PROMPT: Search the records that follow and extract every line containing the string "JSON".
* begin MATERIAL *
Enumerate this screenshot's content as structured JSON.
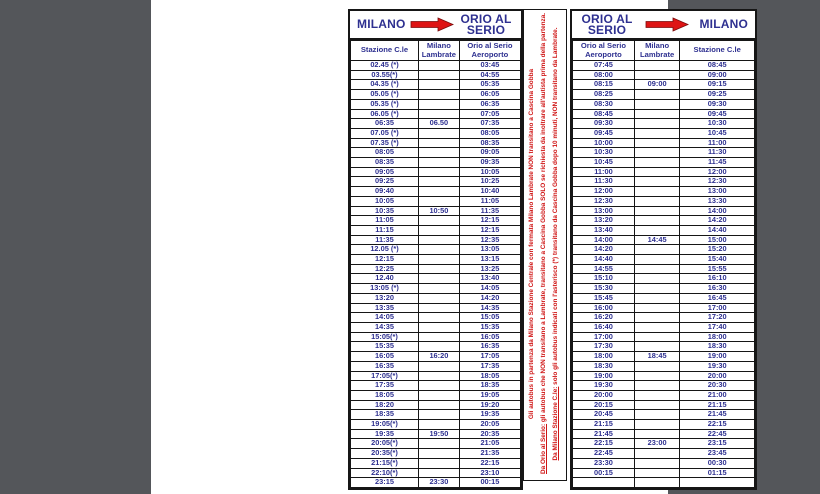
{
  "left_table": {
    "from": "MILANO",
    "to": "ORIO AL SERIO",
    "columns": [
      "Stazione C.le",
      "Milano Lambrate",
      "Orio al Serio Aeroporto"
    ],
    "rows": [
      [
        "02.45 (*)",
        "",
        "03:45"
      ],
      [
        "03.55(*)",
        "",
        "04:55"
      ],
      [
        "04.35 (*)",
        "",
        "05:35"
      ],
      [
        "05.05 (*)",
        "",
        "06:05"
      ],
      [
        "05.35 (*)",
        "",
        "06:35"
      ],
      [
        "06.05 (*)",
        "",
        "07:05"
      ],
      [
        "06:35",
        "06.50",
        "07:35"
      ],
      [
        "07.05 (*)",
        "",
        "08:05"
      ],
      [
        "07.35 (*)",
        "",
        "08:35"
      ],
      [
        "08:05",
        "",
        "09:05"
      ],
      [
        "08:35",
        "",
        "09:35"
      ],
      [
        "09:05",
        "",
        "10:05"
      ],
      [
        "09:25",
        "",
        "10:25"
      ],
      [
        "09:40",
        "",
        "10:40"
      ],
      [
        "10:05",
        "",
        "11:05"
      ],
      [
        "10:35",
        "10:50",
        "11:35"
      ],
      [
        "11:05",
        "",
        "12:15"
      ],
      [
        "11:15",
        "",
        "12:15"
      ],
      [
        "11:35",
        "",
        "12:35"
      ],
      [
        "12.05 (*)",
        "",
        "13:05"
      ],
      [
        "12:15",
        "",
        "13:15"
      ],
      [
        "12:25",
        "",
        "13:25"
      ],
      [
        "12.40",
        "",
        "13:40"
      ],
      [
        "13:05 (*)",
        "",
        "14:05"
      ],
      [
        "13:20",
        "",
        "14:20"
      ],
      [
        "13:35",
        "",
        "14:35"
      ],
      [
        "14:05",
        "",
        "15:05"
      ],
      [
        "14:35",
        "",
        "15:35"
      ],
      [
        "15:05(*)",
        "",
        "16:05"
      ],
      [
        "15:35",
        "",
        "16:35"
      ],
      [
        "16:05",
        "16:20",
        "17:05"
      ],
      [
        "16:35",
        "",
        "17:35"
      ],
      [
        "17:05(*)",
        "",
        "18:05"
      ],
      [
        "17:35",
        "",
        "18:35"
      ],
      [
        "18:05",
        "",
        "19:05"
      ],
      [
        "18:20",
        "",
        "19:20"
      ],
      [
        "18:35",
        "",
        "19:35"
      ],
      [
        "19:05(*)",
        "",
        "20:05"
      ],
      [
        "19:35",
        "19:50",
        "20:35"
      ],
      [
        "20:05(*)",
        "",
        "21:05"
      ],
      [
        "20:35(*)",
        "",
        "21:35"
      ],
      [
        "21:15(*)",
        "",
        "22:15"
      ],
      [
        "22:10(*)",
        "",
        "23:10"
      ],
      [
        "23:15",
        "23:30",
        "00:15"
      ]
    ]
  },
  "right_table": {
    "from": "ORIO AL SERIO",
    "to": "MILANO",
    "columns": [
      "Orio al Serio Aeroporto",
      "Milano Lambrate",
      "Stazione C.le"
    ],
    "rows": [
      [
        "07:45",
        "",
        "08:45"
      ],
      [
        "08:00",
        "",
        "09:00"
      ],
      [
        "08:15",
        "09:00",
        "09:15"
      ],
      [
        "08:25",
        "",
        "09:25"
      ],
      [
        "08:30",
        "",
        "09:30"
      ],
      [
        "08:45",
        "",
        "09:45"
      ],
      [
        "09:30",
        "",
        "10:30"
      ],
      [
        "09:45",
        "",
        "10:45"
      ],
      [
        "10:00",
        "",
        "11:00"
      ],
      [
        "10:30",
        "",
        "11:30"
      ],
      [
        "10:45",
        "",
        "11:45"
      ],
      [
        "11:00",
        "",
        "12:00"
      ],
      [
        "11:30",
        "",
        "12:30"
      ],
      [
        "12:00",
        "",
        "13:00"
      ],
      [
        "12:30",
        "",
        "13:30"
      ],
      [
        "13:00",
        "",
        "14:00"
      ],
      [
        "13:20",
        "",
        "14:20"
      ],
      [
        "13:40",
        "",
        "14:40"
      ],
      [
        "14:00",
        "14:45",
        "15:00"
      ],
      [
        "14:20",
        "",
        "15:20"
      ],
      [
        "14:40",
        "",
        "15:40"
      ],
      [
        "14:55",
        "",
        "15:55"
      ],
      [
        "15:10",
        "",
        "16:10"
      ],
      [
        "15:30",
        "",
        "16:30"
      ],
      [
        "15:45",
        "",
        "16:45"
      ],
      [
        "16:00",
        "",
        "17:00"
      ],
      [
        "16:20",
        "",
        "17:20"
      ],
      [
        "16:40",
        "",
        "17:40"
      ],
      [
        "17:00",
        "",
        "18:00"
      ],
      [
        "17:30",
        "",
        "18:30"
      ],
      [
        "18:00",
        "18:45",
        "19:00"
      ],
      [
        "18:30",
        "",
        "19:30"
      ],
      [
        "19:00",
        "",
        "20:00"
      ],
      [
        "19:30",
        "",
        "20:30"
      ],
      [
        "20:00",
        "",
        "21:00"
      ],
      [
        "20:15",
        "",
        "21:15"
      ],
      [
        "20:45",
        "",
        "21:45"
      ],
      [
        "21:15",
        "",
        "22:15"
      ],
      [
        "21:45",
        "",
        "22:45"
      ],
      [
        "22:15",
        "23:00",
        "23:15"
      ],
      [
        "22:45",
        "",
        "23:45"
      ],
      [
        "23:30",
        "",
        "00:30"
      ],
      [
        "00:15",
        "",
        "01:15"
      ],
      [
        "",
        "",
        ""
      ]
    ]
  },
  "notes": {
    "line1": {
      "prefix": "",
      "text": "Gli autobus in partenza da Milano Stazione Centrale con fermata Milano Lambrate NON transitano a Cascina Gobba"
    },
    "line2": {
      "prefix": "Da Orio al Serio:",
      "text": " gli autobus che NON transitano a Lambrate, transitano a Cascina Gobba SOLO se richiesta da inoltrare all'autista prima della partenza."
    },
    "line3": {
      "prefix": "Da Milano Stazione C.le:",
      "text": " solo gli autobus indicati con l'asterisco (*) transitano da Cascina Gobba dopo 10 minuti, NON transitano da Lambrate."
    }
  },
  "colors": {
    "navy_text": "#2e3090",
    "red_accent": "#cf1313",
    "background_gray": "#54565a",
    "border_black": "#161616",
    "paper_white": "#ffffff"
  }
}
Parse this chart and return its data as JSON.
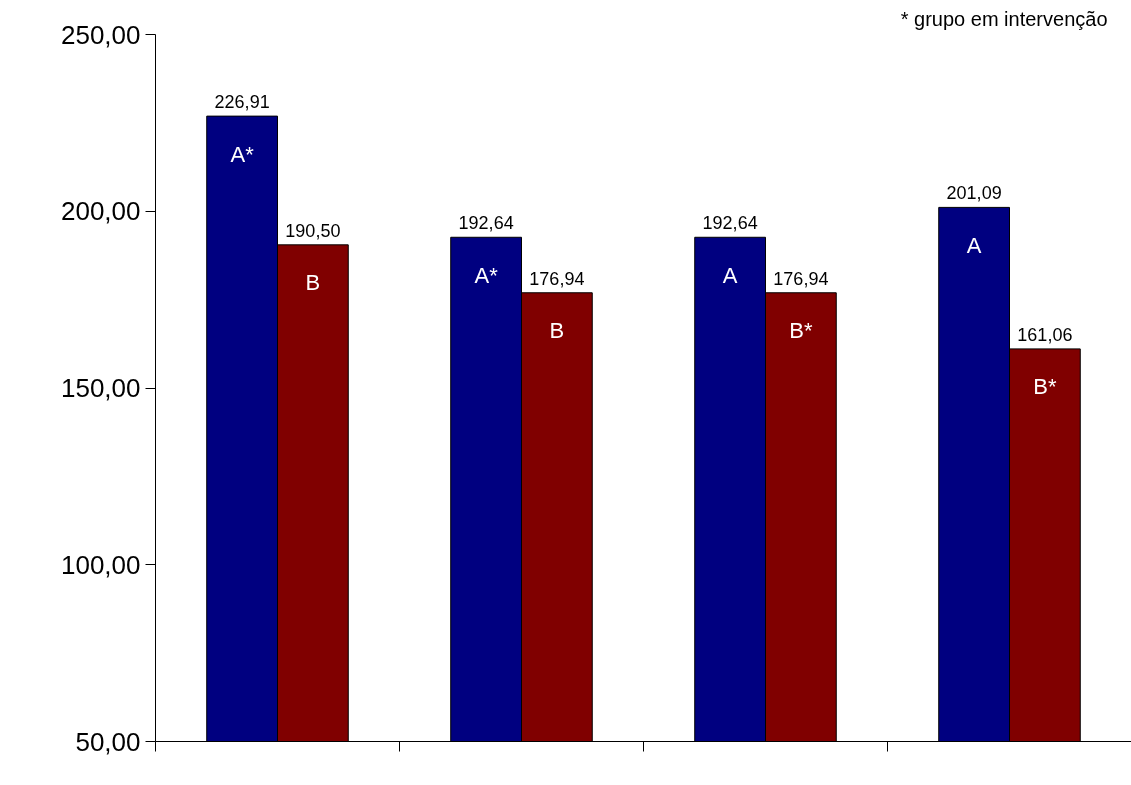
{
  "chart_data": {
    "type": "bar",
    "categories": [
      null,
      null,
      null,
      null
    ],
    "series": [
      {
        "color": "#000080",
        "values": [
          226.91,
          192.64,
          192.64,
          201.09
        ],
        "value_labels": [
          "226,91",
          "192,64",
          "192,64",
          "201,09"
        ]
      },
      {
        "color": "#800000",
        "values": [
          190.5,
          176.94,
          176.94,
          161.06
        ],
        "value_labels": [
          "190,50",
          "176,94",
          "176,94",
          "161,06"
        ]
      }
    ],
    "ylim": [
      50,
      250
    ],
    "yticks": [
      {
        "value": 50,
        "label": "50,00"
      },
      {
        "value": 100,
        "label": "100,00"
      },
      {
        "value": 150,
        "label": "150,00"
      },
      {
        "value": 200,
        "label": "200,00"
      },
      {
        "value": 250,
        "label": "250,00"
      }
    ],
    "grid": false,
    "annotations": [
      "* grupo em intervenção",
      "A*",
      "B",
      "A*",
      "B",
      "A",
      "B*",
      "A",
      "B*"
    ]
  }
}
* end MATERIAL *
EXERCISE SOLUTION:
Enumerate this screenshot's content as structured JSON.
Parse this chart and return its data as JSON.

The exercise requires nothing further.